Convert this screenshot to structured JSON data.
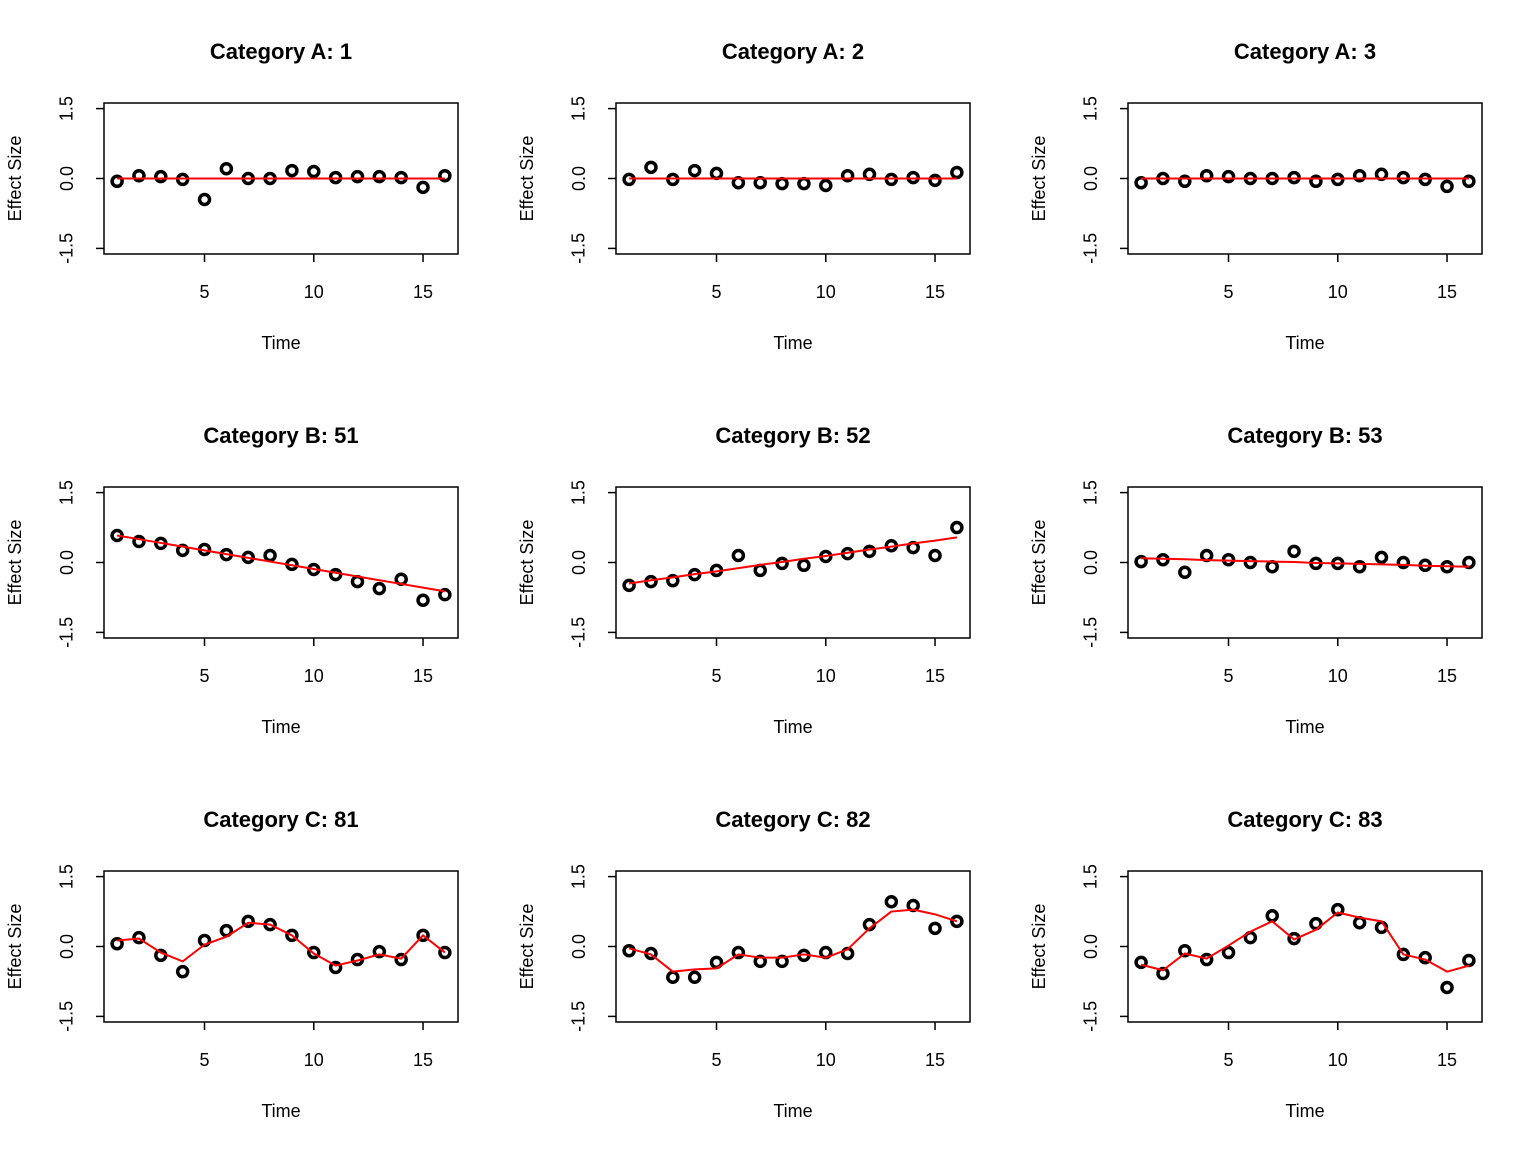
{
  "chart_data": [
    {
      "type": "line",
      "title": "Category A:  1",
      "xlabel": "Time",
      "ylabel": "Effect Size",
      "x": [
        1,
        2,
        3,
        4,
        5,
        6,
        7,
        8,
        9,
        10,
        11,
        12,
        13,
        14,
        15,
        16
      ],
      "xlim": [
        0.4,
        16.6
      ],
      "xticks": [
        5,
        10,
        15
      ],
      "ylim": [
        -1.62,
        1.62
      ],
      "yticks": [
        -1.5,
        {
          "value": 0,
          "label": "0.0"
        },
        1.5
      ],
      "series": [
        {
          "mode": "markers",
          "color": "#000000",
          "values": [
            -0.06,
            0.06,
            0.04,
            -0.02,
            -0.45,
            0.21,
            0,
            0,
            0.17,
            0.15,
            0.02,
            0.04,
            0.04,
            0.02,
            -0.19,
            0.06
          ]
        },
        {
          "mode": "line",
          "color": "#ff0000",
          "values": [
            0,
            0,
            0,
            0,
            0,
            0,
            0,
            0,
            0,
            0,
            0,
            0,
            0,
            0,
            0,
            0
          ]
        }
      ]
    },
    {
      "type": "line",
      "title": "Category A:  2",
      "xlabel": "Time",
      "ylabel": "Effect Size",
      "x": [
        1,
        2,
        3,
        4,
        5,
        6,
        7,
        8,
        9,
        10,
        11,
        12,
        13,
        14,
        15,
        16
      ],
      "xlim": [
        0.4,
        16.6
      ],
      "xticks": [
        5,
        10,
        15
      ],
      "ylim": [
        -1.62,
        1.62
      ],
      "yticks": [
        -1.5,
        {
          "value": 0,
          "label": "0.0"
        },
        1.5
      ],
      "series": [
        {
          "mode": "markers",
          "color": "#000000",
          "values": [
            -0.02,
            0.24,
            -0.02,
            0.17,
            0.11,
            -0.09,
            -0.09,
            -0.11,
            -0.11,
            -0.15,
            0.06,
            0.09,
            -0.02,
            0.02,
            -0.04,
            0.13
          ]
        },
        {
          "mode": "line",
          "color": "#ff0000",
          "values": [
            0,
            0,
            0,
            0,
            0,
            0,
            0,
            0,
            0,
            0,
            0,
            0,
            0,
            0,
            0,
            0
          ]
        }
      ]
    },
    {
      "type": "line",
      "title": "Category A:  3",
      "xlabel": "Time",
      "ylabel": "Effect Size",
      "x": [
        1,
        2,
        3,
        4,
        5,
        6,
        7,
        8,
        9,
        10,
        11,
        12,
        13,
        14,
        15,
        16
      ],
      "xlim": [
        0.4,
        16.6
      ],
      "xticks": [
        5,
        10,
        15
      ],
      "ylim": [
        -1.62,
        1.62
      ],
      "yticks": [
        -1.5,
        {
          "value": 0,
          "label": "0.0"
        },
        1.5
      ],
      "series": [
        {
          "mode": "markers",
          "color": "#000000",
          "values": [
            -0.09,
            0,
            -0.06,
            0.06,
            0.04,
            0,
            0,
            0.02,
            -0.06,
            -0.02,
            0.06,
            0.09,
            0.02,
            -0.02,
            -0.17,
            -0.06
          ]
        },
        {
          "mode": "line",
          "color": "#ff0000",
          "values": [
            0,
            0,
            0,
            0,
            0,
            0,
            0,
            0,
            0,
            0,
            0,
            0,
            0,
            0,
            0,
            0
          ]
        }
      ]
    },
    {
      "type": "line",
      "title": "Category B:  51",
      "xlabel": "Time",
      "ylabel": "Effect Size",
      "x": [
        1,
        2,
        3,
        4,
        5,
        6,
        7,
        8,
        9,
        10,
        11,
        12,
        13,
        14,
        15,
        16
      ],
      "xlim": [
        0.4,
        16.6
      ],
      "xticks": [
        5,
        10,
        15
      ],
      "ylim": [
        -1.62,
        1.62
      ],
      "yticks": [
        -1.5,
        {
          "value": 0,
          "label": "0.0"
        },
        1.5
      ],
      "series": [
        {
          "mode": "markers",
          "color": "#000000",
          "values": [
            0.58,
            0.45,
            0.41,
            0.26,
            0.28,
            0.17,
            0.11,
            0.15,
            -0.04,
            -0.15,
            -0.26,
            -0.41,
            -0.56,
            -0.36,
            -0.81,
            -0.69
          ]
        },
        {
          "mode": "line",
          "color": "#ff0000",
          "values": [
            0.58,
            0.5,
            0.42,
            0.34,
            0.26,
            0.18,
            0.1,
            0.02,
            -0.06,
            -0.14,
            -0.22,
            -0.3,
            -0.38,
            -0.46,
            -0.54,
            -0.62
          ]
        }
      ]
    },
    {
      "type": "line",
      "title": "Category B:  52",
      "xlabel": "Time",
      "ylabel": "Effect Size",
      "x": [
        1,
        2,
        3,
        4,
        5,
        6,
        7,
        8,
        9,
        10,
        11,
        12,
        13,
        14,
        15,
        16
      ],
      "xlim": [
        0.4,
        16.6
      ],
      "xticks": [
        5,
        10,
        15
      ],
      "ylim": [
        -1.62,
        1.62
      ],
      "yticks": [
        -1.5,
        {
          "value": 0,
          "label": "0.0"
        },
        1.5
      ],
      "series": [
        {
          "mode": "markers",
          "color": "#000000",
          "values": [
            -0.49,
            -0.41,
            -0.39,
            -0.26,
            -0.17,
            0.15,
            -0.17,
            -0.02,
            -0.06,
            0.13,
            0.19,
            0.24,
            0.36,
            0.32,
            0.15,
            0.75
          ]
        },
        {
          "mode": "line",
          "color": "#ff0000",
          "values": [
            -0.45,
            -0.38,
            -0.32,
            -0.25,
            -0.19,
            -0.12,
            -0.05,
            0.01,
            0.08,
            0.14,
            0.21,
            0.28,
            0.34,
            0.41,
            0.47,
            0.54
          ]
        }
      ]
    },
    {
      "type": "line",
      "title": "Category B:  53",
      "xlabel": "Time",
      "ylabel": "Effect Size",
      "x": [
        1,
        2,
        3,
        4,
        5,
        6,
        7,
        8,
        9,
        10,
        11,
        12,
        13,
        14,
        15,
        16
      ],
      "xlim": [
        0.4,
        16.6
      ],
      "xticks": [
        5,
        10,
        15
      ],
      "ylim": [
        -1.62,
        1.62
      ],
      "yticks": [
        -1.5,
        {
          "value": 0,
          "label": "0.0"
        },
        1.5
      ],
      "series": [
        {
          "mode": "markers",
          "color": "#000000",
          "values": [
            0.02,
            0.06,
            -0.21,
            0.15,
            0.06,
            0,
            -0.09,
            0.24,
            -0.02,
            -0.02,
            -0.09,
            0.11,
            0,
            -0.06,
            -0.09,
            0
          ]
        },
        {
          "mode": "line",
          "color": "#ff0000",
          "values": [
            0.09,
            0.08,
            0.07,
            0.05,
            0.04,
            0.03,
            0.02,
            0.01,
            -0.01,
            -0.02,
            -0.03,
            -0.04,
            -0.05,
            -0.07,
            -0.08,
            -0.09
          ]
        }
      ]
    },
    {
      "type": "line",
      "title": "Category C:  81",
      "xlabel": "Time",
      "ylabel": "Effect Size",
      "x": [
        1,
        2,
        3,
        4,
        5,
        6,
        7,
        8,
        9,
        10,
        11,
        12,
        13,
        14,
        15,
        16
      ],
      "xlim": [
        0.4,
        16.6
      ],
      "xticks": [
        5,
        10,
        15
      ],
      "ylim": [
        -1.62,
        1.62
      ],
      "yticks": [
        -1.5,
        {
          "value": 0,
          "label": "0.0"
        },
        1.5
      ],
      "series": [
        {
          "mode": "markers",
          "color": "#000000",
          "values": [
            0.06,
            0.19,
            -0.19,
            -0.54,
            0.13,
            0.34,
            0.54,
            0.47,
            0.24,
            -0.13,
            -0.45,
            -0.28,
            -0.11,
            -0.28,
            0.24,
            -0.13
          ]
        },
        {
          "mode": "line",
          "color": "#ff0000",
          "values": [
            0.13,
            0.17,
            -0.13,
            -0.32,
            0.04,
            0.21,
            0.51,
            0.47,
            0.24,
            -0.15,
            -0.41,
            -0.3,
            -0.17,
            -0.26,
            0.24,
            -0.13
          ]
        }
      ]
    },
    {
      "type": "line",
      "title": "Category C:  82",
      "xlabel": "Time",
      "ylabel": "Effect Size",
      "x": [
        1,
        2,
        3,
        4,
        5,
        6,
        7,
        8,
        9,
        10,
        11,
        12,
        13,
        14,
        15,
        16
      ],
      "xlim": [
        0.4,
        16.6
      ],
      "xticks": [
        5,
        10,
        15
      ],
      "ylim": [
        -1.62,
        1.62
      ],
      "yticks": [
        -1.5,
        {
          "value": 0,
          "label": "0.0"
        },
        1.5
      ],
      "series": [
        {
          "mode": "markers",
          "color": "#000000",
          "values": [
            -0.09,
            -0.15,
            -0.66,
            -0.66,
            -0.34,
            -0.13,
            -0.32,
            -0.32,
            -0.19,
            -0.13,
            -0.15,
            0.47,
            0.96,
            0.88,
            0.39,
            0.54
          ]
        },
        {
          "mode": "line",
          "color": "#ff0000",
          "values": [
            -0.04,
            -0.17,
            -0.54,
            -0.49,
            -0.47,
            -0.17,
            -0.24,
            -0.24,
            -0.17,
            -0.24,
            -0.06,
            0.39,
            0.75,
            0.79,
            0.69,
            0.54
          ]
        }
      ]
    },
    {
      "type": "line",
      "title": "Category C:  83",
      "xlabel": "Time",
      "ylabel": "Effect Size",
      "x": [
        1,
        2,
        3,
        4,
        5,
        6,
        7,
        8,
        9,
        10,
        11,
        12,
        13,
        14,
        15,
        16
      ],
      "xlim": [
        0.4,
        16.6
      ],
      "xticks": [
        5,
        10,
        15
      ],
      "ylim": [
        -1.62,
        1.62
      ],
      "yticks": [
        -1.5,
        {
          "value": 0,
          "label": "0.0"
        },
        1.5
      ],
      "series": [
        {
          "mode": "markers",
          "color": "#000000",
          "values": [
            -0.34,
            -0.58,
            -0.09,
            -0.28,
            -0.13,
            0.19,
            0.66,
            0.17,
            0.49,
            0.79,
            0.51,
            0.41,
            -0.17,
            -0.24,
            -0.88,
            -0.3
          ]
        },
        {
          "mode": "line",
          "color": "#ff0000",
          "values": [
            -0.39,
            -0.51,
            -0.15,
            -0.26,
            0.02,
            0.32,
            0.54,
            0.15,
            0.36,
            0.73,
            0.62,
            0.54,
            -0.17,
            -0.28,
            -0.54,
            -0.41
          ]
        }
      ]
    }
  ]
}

####

=== Your instructions ===
Every line containing the string "Category" must be listed.

=== Answer to the exercise ===
      "title": "Category A:  1",
      "title": "Category A:  2",
      "title": "Category A:  3",
      "title": "Category B:  51",
      "title": "Category B:  52",
      "title": "Category B:  53",
      "title": "Category C:  81",
      "title": "Category C:  82",
      "title": "Category C:  83",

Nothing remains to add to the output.